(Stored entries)
* start *

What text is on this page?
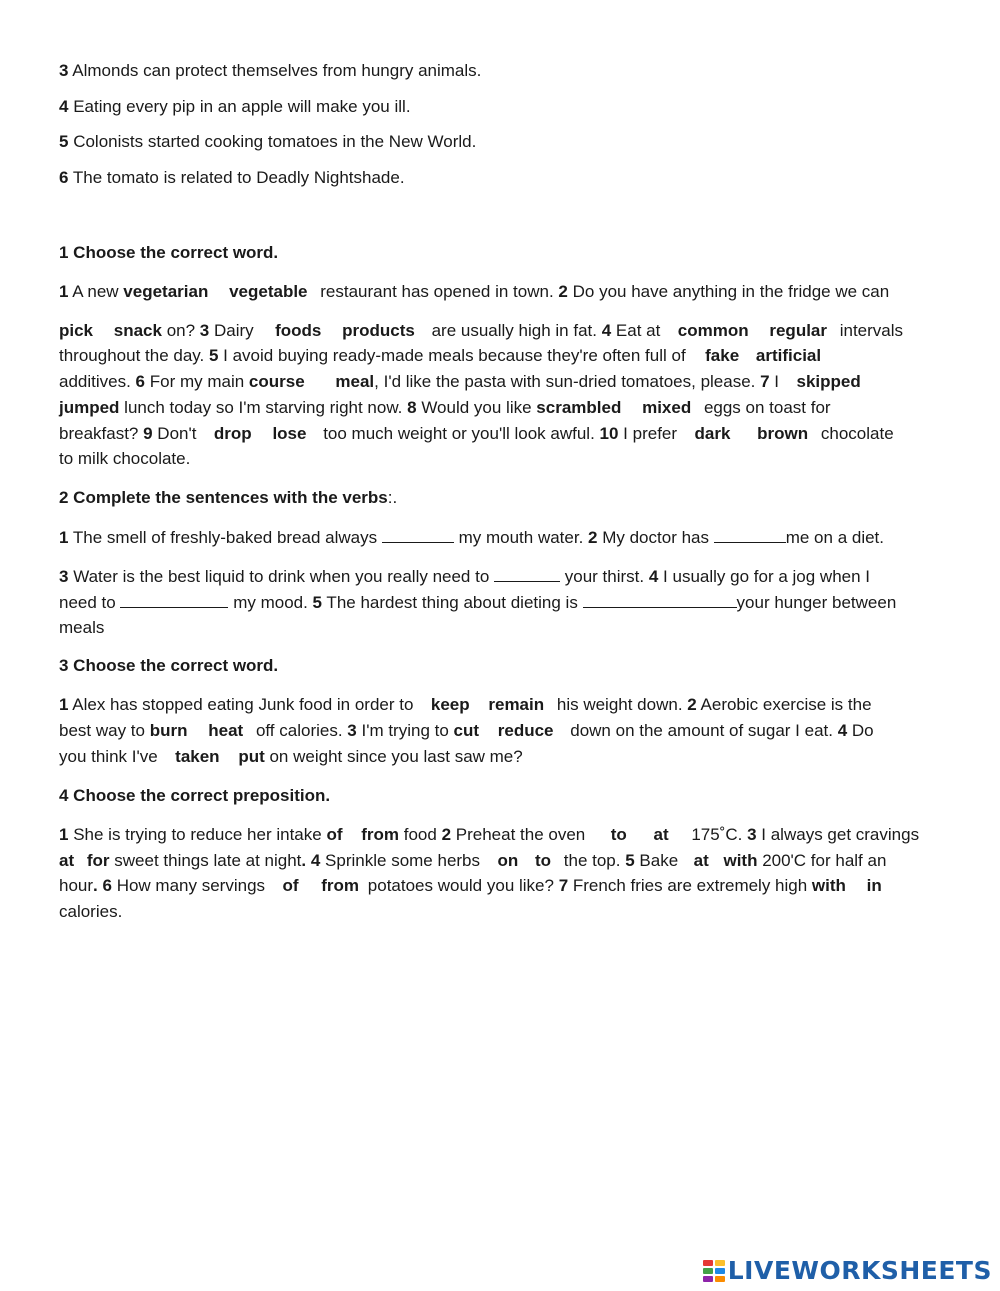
3 Almonds can protect themselves from hungry animals.
4 Eating every pip in an apple will make you ill.
5 Colonists started cooking tomatoes in the New World.
6 The tomato is related to Deadly Nightshade.
1 Choose the correct word.
1 A new vegetarian vegetable restaurant has opened in town. 2 Do you have anything in the fridge we can
pick snack on? 3 Dairy  foods products are usually high in fat. 4 Eat at  common regular intervals
throughout the day. 5 I avoid buying ready-made meals because they're often full of  fake artificial
additives. 6 For my main course meal, I'd like the pasta with sun-dried tomatoes, please. 7 I  skipped
jumped lunch today so I'm starving right now. 8 Would you like scrambled mixed eggs on toast for
breakfast? 9 Don't  drop lose too much weight or you'll look awful. 10 I prefer  dark brown chocolate
to milk chocolate.
2 Complete the sentences with the verbs:.
1 The smell of freshly-baked bread always	my mouth water. 2 My doctor has	me on a diet.
3 Water is the best liquid to drink when you really need to	your thirst. 4 I usually go for a jog when I
need to	my mood. 5 The hardest thing about dieting is	your hunger between
meals
3 Choose the correct word.
1 Alex has stopped eating Junk food in order to  keep remain his weight down. 2 Aerobic exercise is the
best way to burn heat off calories. 3 I'm trying to cut reduce down on the amount of sugar I eat. 4 Do
you think I've  taken put on weight since you last saw me?
4 Choose the correct preposition.
1 She is trying to reduce her intake of from food 2 Preheat the oven  to at 175˚C. 3 I always get cravings
at for sweet things late at night. 4 Sprinkle some herbs  on to the top. 5 Bake  at with 200'C for half an
hour. 6 How many servings  of from potatoes would you like? 7 French fries are extremely high with in
calories.
LIVEWORKSHEETS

* end *

GIVEN REQUEST: Check each line above for the word "best" and copy the ones that have it.

TASK ANSWER:
3 Water is the best liquid to drink when you really need to	your thirst. 4 I usually go for a jog when I
best way to burn heat off calories. 3 I'm trying to cut reduce down on the amount of sugar I eat. 4 Do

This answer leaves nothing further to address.